#### [GIVEN INSTRUCTION]
Pull out the lines from the one containing "Give me a plain-text" through the final line of the listing below and repeat them exactly. Leave the pictures behind.

#### [Dataset records]
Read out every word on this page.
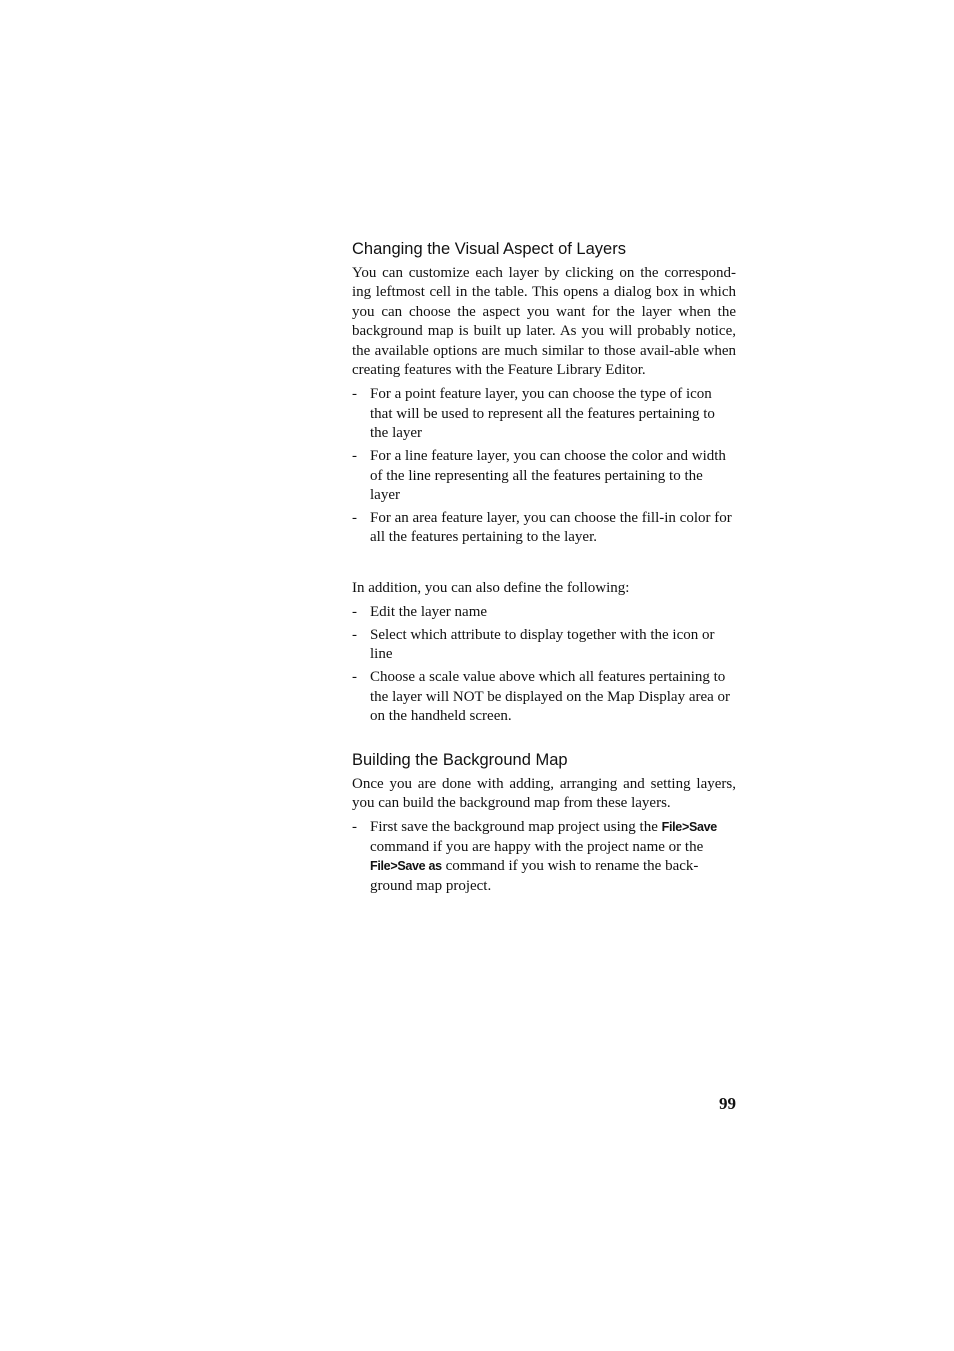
Changing the Visual Aspect of Layers

You can customize each layer by clicking on the correspond-ing leftmost cell in the table. This opens a dialog box in which you can choose the aspect you want for the layer when the background map is built up later. As you will probably notice, the available options are much similar to those avail-able when creating features with the Feature Library Editor.

- For a point feature layer, you can choose the type of icon that will be used to represent all the features pertaining to the layer
- For a line feature layer, you can choose the color and width of the line representing all the features pertaining to the layer
- For an area feature layer, you can choose the fill-in color for all the features pertaining to the layer.

In addition, you can also define the following:

- Edit the layer name
- Select which attribute to display together with the icon or line
- Choose a scale value above which all features pertaining to the layer will NOT be displayed on the Map Display area or on the handheld screen.
Building the Background Map

Once you are done with adding, arranging and setting layers, you can build the background map from these layers.

- First save the background map project using the File>Save command if you are happy with the project name or the File>Save as command if you wish to rename the back-ground map project.
99
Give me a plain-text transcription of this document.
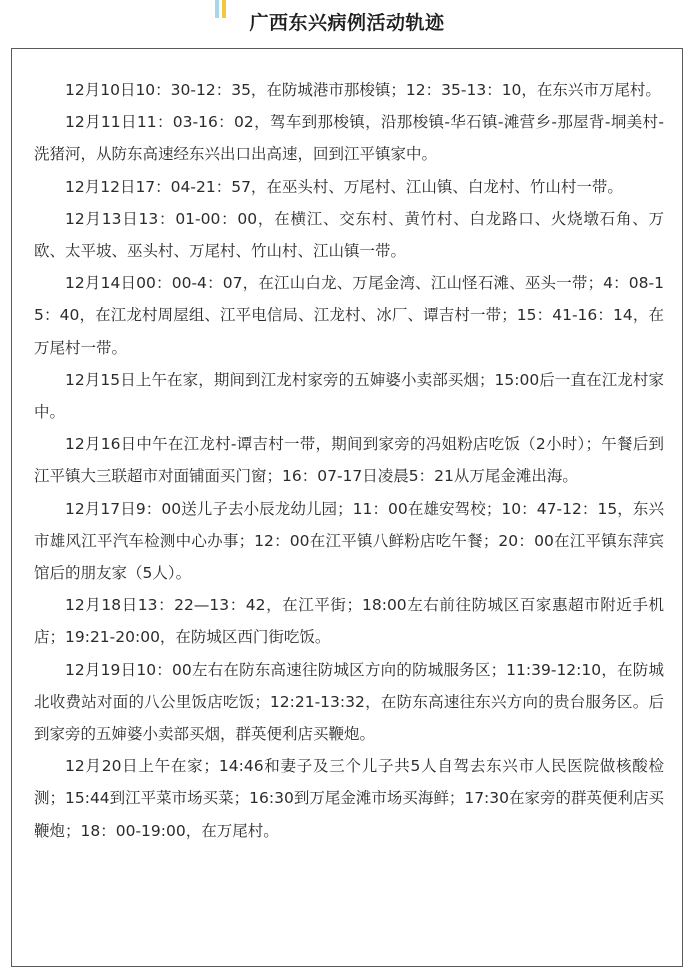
广西东兴病例活动轨迹

12月10日10：30-12：35，在防城港市那梭镇；12：35-13：10，在东兴市万尾村。

12月11日11：03-16：02，驾车到那梭镇，沿那梭镇-华石镇-滩营乡-那屋背-垌美村-洗猪河，从防东高速经东兴出口出高速，回到江平镇家中。

12月12日17：04-21：57，在巫头村、万尾村、江山镇、白龙村、竹山村一带。

12月13日13：01-00：00，在横江、交东村、黄竹村、白龙路口、火烧墩石角、万欧、太平坡、巫头村、万尾村、竹山村、江山镇一带。

12月14日00：00-4：07，在江山白龙、万尾金湾、江山怪石滩、巫头一带；4：08-15：40，在江龙村周屋组、江平电信局、江龙村、冰厂、谭吉村一带；15：41-16：14，在万尾村一带。

12月15日上午在家，期间到江龙村家旁的五婶婆小卖部买烟；15:00后一直在江龙村家中。

12月16日中午在江龙村-谭吉村一带，期间到家旁的冯姐粉店吃饭（2小时）；午餐后到江平镇大三联超市对面铺面买门窗；16：07-17日凌晨5：21从万尾金滩出海。

12月17日9：00送儿子去小辰龙幼儿园；11：00在雄安驾校；10：47-12：15，东兴市雄风江平汽车检测中心办事；12：00在江平镇八鲜粉店吃午餐；20：00在江平镇东萍宾馆后的朋友家（5人）。

12月18日13：22—13：42，在江平街；18:00左右前往防城区百家惠超市附近手机店；19:21-20:00，在防城区西门街吃饭。

12月19日10：00左右在防东高速往防城区方向的防城服务区；11:39-12:10，在防城北收费站对面的八公里饭店吃饭；12:21-13:32，在防东高速往东兴方向的贵台服务区。后到家旁的五婶婆小卖部买烟，群英便利店买鞭炮。

12月20日上午在家；14:46和妻子及三个儿子共5人自驾去东兴市人民医院做核酸检测；15:44到江平菜市场买菜；16:30到万尾金滩市场买海鲜；17:30在家旁的群英便利店买鞭炮；18：00-19:00，在万尾村。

#### [ANSWER TO THIS TASK]
Give me a plain-text transcription of this document.
广西东兴病例活动轨迹

12月10日10：30-12：35，在防城港市那梭镇；12：35-13：10，在东兴市万尾村。

12月11日11：03-16：02，驾车到那梭镇，沿那梭镇-华石镇-滩营乡-那屋背-垌美村-洗猪河，从防东高速经东兴出口出高速，回到江平镇家中。

12月12日17：04-21：57，在巫头村、万尾村、江山镇、白龙村、竹山村一带。

12月13日13：01-00：00，在横江、交东村、黄竹村、白龙路口、火烧墩石角、万欧、太平坡、巫头村、万尾村、竹山村、江山镇一带。

12月14日00：00-4：07，在江山白龙、万尾金湾、江山怪石滩、巫头一带；4：08-15：40，在江龙村周屋组、江平电信局、江龙村、冰厂、谭吉村一带；15：41-16：14，在万尾村一带。

12月15日上午在家，期间到江龙村家旁的五婶婆小卖部买烟；15:00后一直在江龙村家中。

12月16日中午在江龙村-谭吉村一带，期间到家旁的冯姐粉店吃饭（2小时）；午餐后到江平镇大三联超市对面铺面买门窗；16：07-17日凌晨5：21从万尾金滩出海。

12月17日9：00送儿子去小辰龙幼儿园；11：00在雄安驾校；10：47-12：15，东兴市雄风江平汽车检测中心办事；12：00在江平镇八鲜粉店吃午餐；20：00在江平镇东萍宾馆后的朋友家（5人）。

12月18日13：22—13：42，在江平街；18:00左右前往防城区百家惠超市附近手机店；19:21-20:00，在防城区西门街吃饭。

12月19日10：00左右在防东高速往防城区方向的防城服务区；11:39-12:10，在防城北收费站对面的八公里饭店吃饭；12:21-13:32，在防东高速往东兴方向的贵台服务区。后到家旁的五婶婆小卖部买烟，群英便利店买鞭炮。

12月20日上午在家；14:46和妻子及三个儿子共5人自驾去东兴市人民医院做核酸检测；15:44到江平菜市场买菜；16:30到万尾金滩市场买海鲜；17:30在家旁的群英便利店买鞭炮；18：00-19:00，在万尾村。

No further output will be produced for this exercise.